### EXERCISE
Below is a set of records. Repeat all of them exactly.

### Collected data
* Start *
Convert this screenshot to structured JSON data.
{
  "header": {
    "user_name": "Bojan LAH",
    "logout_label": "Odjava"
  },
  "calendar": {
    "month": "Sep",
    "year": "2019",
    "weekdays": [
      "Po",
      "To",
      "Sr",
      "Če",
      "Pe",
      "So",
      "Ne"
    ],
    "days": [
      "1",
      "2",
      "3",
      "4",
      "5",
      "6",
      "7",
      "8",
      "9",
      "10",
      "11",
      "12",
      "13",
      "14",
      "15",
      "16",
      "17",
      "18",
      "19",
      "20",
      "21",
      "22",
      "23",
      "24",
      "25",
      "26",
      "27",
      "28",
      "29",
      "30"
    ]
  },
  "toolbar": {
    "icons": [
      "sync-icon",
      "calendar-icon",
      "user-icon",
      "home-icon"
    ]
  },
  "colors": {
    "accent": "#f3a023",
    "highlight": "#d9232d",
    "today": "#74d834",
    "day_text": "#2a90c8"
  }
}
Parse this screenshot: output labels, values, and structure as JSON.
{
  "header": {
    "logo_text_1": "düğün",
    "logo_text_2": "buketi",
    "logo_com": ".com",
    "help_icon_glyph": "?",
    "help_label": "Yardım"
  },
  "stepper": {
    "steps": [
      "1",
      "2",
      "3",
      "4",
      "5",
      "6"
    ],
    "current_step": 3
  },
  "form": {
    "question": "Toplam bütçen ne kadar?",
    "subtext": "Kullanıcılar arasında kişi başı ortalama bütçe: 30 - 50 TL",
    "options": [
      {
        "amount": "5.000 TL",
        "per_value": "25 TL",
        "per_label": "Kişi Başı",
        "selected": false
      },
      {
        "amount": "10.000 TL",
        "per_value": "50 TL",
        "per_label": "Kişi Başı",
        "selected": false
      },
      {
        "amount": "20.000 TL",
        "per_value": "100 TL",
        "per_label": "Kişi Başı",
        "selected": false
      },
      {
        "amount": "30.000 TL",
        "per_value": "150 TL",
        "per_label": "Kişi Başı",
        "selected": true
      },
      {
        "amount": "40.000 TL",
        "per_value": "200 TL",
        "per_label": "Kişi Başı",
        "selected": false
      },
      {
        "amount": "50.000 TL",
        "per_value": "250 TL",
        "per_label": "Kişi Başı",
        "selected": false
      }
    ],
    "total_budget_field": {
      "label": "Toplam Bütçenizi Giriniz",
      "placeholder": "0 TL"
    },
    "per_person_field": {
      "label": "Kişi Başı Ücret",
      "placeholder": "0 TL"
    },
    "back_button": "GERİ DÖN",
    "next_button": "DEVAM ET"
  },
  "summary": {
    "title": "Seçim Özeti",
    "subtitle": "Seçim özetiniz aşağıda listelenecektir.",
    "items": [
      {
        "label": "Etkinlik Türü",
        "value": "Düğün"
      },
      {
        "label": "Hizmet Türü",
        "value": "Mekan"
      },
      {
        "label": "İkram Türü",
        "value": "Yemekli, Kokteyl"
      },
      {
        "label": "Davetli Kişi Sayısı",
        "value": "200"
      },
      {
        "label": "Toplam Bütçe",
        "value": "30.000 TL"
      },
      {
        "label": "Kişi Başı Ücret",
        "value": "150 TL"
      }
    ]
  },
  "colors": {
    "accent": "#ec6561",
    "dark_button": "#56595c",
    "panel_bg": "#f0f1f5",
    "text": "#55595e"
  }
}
* End *
### PROBLEM SOLUTION
Convert this screenshot to structured JSON data.
{
  "header": {
    "user_name": "Bojan LAH",
    "logout_label": "Odjava"
  },
  "calendar": {
    "month": "Sep",
    "year": "2019",
    "weekdays": [
      "Po",
      "To",
      "Sr",
      "Če",
      "Pe",
      "So",
      "Ne"
    ],
    "days": [
      "1",
      "2",
      "3",
      "4",
      "5",
      "6",
      "7",
      "8",
      "9",
      "10",
      "11",
      "12",
      "13",
      "14",
      "15",
      "16",
      "17",
      "18",
      "19",
      "20",
      "21",
      "22",
      "23",
      "24",
      "25",
      "26",
      "27",
      "28",
      "29",
      "30"
    ]
  },
  "toolbar": {
    "icons": [
      "sync-icon",
      "calendar-icon",
      "user-icon",
      "home-icon"
    ]
  },
  "colors": {
    "accent": "#f3a023",
    "highlight": "#d9232d",
    "today": "#74d834",
    "day_text": "#2a90c8"
  }
}
Parse this screenshot: output labels, values, and structure as JSON.
{
  "header": {
    "logo_text_1": "düğün",
    "logo_text_2": "buketi",
    "logo_com": ".com",
    "help_icon_glyph": "?",
    "help_label": "Yardım"
  },
  "stepper": {
    "steps": [
      "1",
      "2",
      "3",
      "4",
      "5",
      "6"
    ],
    "current_step": 3
  },
  "form": {
    "question": "Toplam bütçen ne kadar?",
    "subtext": "Kullanıcılar arasında kişi başı ortalama bütçe: 30 - 50 TL",
    "options": [
      {
        "amount": "5.000 TL",
        "per_value": "25 TL",
        "per_label": "Kişi Başı",
        "selected": false
      },
      {
        "amount": "10.000 TL",
        "per_value": "50 TL",
        "per_label": "Kişi Başı",
        "selected": false
      },
      {
        "amount": "20.000 TL",
        "per_value": "100 TL",
        "per_label": "Kişi Başı",
        "selected": false
      },
      {
        "amount": "30.000 TL",
        "per_value": "150 TL",
        "per_label": "Kişi Başı",
        "selected": true
      },
      {
        "amount": "40.000 TL",
        "per_value": "200 TL",
        "per_label": "Kişi Başı",
        "selected": false
      },
      {
        "amount": "50.000 TL",
        "per_value": "250 TL",
        "per_label": "Kişi Başı",
        "selected": false
      }
    ],
    "total_budget_field": {
      "label": "Toplam Bütçenizi Giriniz",
      "placeholder": "0 TL"
    },
    "per_person_field": {
      "label": "Kişi Başı Ücret",
      "placeholder": "0 TL"
    },
    "back_button": "GERİ DÖN",
    "next_button": "DEVAM ET"
  },
  "summary": {
    "title": "Seçim Özeti",
    "subtitle": "Seçim özetiniz aşağıda listelenecektir.",
    "items": [
      {
        "label": "Etkinlik Türü",
        "value": "Düğün"
      },
      {
        "label": "Hizmet Türü",
        "value": "Mekan"
      },
      {
        "label": "İkram Türü",
        "value": "Yemekli, Kokteyl"
      },
      {
        "label": "Davetli Kişi Sayısı",
        "value": "200"
      },
      {
        "label": "Toplam Bütçe",
        "value": "30.000 TL"
      },
      {
        "label": "Kişi Başı Ücret",
        "value": "150 TL"
      }
    ]
  },
  "colors": {
    "accent": "#ec6561",
    "dark_button": "#56595c",
    "panel_bg": "#f0f1f5",
    "text": "#55595e"
  }
}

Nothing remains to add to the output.